The Subtle Knot

Early Modern English Literature and the Birth of Neuroscience

By Lianne Habinek
Publisher: McGill-Queen's University Press
Hardcover : 9780773553187, 304 pages, June 2018
Ebook (PDF) : 9780773554290, June 2018
Ebook (EPUB) : 9780773554306, June 2018

When and how did we come to think of the brain as the vehicle of the mind, and what role did literature play in forging a link so crucial to our understanding of ourselves?

Description

In the early modern period, poetic form underpinned and influenced scientific progress. The language and imagery of seventeenth-century writers and natural philosophers reveal how the age-old struggle between body and soul led to the brain’s emergence as a curiosity in its own right. Investigating the intersection of the humanities and sciences in the works of authors ranging from William Shakespeare and John Donne to William Harvey, Margaret Cavendish, and Johann Remmelin, Lianne Habinek tells how early modernity came to view the brain not simply as grey matter but as a wealth of other wondrous possibilities – a book in which to read the soul’s writing, a black box to be violently unlocked, a womb to nourish intellectual conception, a creative engine, a subtle knot that traps the soul and thereby makes us human. For seventeenth-century thinkers, she argues, these comparisons were not simply casual metaphors but integral to early ideas about brain function. Demonstrating how the disparate fields of neuroscientific history and literary studies converged, The Subtle Knot tells the story of how the mind came to be identified with the brain.

* * *

_Request_. Revise the book description, beginning at the words "Early Modern English" and stopping after "understanding of ourselves?", with "vehicle" changed to "seat". The listing that follows has no connection to the book description.

* * *

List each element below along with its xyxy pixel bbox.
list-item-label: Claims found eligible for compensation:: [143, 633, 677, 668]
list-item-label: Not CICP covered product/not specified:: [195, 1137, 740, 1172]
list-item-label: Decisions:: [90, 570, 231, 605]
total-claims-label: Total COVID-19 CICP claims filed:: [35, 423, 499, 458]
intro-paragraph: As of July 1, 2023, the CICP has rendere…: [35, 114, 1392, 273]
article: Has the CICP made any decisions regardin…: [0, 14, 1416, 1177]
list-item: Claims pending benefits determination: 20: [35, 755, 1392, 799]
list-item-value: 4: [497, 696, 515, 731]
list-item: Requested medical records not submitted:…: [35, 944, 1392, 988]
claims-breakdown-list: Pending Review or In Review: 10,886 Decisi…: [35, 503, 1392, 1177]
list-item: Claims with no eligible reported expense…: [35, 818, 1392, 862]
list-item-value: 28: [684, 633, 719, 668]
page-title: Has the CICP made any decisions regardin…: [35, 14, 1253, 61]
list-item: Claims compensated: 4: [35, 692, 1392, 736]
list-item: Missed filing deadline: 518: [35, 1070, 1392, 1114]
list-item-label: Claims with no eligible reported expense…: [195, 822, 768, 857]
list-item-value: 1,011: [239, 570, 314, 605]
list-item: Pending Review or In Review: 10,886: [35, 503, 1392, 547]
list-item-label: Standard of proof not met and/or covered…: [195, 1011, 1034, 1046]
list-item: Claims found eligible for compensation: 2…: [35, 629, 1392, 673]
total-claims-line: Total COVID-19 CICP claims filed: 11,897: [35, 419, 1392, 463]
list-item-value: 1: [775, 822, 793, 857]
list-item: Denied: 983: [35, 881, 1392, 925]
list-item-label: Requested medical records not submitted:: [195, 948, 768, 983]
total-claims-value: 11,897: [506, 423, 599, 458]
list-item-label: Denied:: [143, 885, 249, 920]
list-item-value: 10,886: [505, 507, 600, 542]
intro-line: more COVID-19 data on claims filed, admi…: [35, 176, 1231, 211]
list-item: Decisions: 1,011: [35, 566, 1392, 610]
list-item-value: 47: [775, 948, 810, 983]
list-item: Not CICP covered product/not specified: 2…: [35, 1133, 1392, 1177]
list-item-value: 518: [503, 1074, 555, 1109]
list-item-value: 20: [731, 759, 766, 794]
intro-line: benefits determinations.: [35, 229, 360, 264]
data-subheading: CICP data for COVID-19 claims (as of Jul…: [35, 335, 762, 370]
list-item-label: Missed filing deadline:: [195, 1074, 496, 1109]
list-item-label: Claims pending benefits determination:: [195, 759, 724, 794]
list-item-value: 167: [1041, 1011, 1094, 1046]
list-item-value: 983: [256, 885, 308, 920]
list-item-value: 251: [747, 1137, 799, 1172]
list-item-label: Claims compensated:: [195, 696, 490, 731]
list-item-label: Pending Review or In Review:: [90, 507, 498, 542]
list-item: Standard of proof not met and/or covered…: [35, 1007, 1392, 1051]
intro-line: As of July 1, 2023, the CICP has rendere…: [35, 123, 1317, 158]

* * *

_Answer for the task_.
Early Modern English Literature and the Birth of Neuroscience

By Lianne Habinek
Publisher: McGill-Queen's University Press
Hardcover : 9780773553187, 304 pages, June 2018
Ebook (PDF) : 9780773554290, June 2018
Ebook (EPUB) : 9780773554306, June 2018

When and how did we come to think of the brain as the seat of the mind, and what role did literature play in forging a link so crucial to our understanding of ourselves?